*** PROVIDED DATA ***
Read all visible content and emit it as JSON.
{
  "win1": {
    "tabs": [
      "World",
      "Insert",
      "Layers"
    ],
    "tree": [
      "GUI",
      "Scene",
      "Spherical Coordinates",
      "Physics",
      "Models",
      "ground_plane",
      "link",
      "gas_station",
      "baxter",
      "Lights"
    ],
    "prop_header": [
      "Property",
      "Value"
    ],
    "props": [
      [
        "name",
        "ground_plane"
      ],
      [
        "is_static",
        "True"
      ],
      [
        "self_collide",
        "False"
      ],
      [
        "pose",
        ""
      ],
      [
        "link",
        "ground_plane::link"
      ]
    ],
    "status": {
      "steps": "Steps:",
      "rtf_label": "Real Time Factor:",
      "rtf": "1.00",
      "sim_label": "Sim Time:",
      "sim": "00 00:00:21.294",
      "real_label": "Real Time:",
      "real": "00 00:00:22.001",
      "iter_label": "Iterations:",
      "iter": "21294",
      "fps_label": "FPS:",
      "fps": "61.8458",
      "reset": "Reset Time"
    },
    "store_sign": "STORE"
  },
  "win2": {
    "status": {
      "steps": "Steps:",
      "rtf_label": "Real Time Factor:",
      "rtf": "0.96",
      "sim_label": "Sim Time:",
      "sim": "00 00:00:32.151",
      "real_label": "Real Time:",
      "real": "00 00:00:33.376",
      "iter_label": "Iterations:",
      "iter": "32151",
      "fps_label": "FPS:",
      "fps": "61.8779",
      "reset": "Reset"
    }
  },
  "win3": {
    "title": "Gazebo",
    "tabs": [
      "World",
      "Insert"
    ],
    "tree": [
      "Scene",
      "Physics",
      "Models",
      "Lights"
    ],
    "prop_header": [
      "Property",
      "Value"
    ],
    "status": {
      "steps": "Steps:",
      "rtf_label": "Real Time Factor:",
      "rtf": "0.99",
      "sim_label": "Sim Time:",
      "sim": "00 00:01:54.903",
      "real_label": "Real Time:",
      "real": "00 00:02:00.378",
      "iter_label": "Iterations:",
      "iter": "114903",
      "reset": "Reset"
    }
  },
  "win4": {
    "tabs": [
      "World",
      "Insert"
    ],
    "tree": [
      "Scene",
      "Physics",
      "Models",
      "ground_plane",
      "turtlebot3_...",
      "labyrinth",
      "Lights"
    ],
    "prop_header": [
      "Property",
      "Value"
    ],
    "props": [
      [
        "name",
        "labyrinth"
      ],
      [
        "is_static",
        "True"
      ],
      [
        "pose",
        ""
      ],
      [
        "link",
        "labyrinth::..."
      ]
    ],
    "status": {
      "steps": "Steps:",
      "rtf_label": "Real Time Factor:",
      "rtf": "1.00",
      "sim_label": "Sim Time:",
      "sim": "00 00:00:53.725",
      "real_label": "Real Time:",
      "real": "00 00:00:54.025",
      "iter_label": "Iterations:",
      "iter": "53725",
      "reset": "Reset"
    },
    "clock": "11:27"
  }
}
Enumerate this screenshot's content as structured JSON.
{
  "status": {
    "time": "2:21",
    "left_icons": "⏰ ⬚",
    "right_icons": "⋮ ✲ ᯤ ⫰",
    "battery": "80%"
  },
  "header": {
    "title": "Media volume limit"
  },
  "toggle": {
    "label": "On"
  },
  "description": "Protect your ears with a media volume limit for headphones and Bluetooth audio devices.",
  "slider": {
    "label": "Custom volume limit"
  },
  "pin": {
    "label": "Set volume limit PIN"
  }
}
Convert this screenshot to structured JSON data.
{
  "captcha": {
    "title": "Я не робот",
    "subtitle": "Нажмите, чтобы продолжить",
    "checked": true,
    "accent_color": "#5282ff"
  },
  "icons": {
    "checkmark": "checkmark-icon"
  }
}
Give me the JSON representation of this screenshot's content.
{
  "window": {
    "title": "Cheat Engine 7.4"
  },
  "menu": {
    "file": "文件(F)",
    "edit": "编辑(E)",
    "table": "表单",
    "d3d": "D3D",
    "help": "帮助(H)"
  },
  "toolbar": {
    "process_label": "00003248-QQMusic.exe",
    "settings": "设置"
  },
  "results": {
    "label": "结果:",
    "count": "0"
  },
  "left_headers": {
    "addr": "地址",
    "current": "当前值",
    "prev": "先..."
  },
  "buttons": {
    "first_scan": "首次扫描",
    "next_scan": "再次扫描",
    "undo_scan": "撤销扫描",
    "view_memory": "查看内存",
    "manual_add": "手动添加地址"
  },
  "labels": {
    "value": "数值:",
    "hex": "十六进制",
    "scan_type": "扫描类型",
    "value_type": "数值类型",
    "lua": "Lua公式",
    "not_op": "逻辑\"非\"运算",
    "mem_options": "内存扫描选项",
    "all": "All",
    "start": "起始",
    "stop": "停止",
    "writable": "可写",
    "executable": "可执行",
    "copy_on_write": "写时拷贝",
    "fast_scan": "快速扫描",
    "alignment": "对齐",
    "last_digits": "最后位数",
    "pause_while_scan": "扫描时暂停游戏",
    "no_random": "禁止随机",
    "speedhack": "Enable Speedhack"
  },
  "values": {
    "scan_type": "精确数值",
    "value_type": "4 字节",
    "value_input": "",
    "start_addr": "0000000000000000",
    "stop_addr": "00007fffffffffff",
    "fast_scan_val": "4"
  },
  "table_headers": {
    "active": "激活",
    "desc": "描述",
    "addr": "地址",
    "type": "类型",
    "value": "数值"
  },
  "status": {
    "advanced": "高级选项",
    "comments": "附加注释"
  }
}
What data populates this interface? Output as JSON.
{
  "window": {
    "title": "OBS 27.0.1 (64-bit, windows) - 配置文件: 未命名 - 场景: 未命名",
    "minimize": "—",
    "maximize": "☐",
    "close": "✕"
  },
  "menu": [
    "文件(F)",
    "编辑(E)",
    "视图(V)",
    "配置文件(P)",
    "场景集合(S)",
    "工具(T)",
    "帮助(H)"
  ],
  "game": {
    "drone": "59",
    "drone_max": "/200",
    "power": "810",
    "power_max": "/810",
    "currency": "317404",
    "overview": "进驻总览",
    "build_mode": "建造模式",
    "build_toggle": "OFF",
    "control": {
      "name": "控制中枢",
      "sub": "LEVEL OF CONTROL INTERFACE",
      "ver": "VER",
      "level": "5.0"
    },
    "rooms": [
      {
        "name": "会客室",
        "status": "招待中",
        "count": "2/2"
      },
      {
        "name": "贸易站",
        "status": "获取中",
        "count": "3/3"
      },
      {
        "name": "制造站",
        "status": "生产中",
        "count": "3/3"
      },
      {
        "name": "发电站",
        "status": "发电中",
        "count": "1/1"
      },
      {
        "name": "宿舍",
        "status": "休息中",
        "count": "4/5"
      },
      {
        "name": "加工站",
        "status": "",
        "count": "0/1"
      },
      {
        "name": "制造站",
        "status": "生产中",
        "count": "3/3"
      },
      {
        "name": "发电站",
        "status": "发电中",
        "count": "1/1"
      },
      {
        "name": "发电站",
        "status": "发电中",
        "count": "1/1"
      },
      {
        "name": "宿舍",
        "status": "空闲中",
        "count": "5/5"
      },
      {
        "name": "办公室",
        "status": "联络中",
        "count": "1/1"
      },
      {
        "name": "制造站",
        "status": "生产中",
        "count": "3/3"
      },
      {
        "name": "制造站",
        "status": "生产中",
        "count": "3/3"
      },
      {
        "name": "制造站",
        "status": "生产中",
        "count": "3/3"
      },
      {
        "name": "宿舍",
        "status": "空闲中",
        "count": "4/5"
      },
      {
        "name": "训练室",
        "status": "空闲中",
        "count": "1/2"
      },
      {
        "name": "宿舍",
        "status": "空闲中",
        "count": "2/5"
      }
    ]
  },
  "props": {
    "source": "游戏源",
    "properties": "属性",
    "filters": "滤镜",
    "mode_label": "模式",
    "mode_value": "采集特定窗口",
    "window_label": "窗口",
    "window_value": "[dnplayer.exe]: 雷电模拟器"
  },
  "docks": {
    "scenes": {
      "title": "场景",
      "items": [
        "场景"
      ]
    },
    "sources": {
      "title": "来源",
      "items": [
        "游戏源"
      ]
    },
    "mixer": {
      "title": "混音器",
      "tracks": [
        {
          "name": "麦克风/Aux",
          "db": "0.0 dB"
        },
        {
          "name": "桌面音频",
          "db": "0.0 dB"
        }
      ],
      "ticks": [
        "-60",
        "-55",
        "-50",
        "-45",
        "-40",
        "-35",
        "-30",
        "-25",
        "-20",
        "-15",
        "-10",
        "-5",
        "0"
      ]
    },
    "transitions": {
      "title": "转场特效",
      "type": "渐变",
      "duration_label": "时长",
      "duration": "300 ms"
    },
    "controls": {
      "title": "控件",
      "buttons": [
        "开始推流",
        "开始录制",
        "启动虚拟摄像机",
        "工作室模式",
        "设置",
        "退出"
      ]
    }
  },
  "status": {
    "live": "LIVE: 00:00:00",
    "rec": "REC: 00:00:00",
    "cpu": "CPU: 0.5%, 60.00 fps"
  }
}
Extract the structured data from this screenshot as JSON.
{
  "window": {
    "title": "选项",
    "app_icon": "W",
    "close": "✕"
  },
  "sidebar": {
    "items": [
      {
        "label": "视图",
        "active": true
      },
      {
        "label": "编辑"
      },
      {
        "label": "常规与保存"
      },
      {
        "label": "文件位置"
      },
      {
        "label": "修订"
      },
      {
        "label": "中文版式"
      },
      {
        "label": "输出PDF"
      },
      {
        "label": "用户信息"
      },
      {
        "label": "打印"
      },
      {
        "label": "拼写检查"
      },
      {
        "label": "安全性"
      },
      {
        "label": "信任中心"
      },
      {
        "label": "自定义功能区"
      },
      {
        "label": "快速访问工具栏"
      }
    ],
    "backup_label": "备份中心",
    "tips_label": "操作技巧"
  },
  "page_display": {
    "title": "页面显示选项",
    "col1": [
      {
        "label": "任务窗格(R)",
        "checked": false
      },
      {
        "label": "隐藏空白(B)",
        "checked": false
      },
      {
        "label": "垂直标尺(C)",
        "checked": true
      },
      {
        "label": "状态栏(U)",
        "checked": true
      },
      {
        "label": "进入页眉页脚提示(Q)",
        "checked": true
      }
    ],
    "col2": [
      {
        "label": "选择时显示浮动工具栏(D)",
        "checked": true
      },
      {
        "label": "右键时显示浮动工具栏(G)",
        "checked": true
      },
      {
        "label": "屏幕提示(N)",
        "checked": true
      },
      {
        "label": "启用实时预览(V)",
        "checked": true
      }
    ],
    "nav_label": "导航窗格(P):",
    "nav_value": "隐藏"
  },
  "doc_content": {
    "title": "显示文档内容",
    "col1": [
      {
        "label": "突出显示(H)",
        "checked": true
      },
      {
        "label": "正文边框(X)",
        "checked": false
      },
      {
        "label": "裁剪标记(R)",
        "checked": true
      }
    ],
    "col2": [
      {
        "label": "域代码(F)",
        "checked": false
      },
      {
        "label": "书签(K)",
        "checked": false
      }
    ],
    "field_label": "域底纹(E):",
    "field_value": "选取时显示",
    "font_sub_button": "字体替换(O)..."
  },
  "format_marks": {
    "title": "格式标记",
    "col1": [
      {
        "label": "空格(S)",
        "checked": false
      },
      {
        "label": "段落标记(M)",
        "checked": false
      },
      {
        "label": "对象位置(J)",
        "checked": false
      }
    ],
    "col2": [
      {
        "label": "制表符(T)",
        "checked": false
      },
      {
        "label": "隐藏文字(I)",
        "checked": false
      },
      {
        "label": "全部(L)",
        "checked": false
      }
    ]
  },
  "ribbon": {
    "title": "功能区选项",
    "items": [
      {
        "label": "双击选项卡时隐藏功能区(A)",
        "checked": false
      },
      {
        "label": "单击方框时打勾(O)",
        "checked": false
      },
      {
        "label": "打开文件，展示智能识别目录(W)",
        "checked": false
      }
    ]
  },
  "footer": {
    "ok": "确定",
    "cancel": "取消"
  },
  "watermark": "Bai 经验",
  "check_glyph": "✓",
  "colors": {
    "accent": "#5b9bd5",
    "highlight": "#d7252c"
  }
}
***
GIVEN PROBLEM
Filter the records, keeping only lines that contain "volume", and show those lines.

FULL ANSWER
    "title": "Media volume limit"
  "description": "Protect your ears with a media volume limit for headphones and Bluetooth audio devices.",
    "label": "Custom volume limit"
    "label": "Set volume limit PIN"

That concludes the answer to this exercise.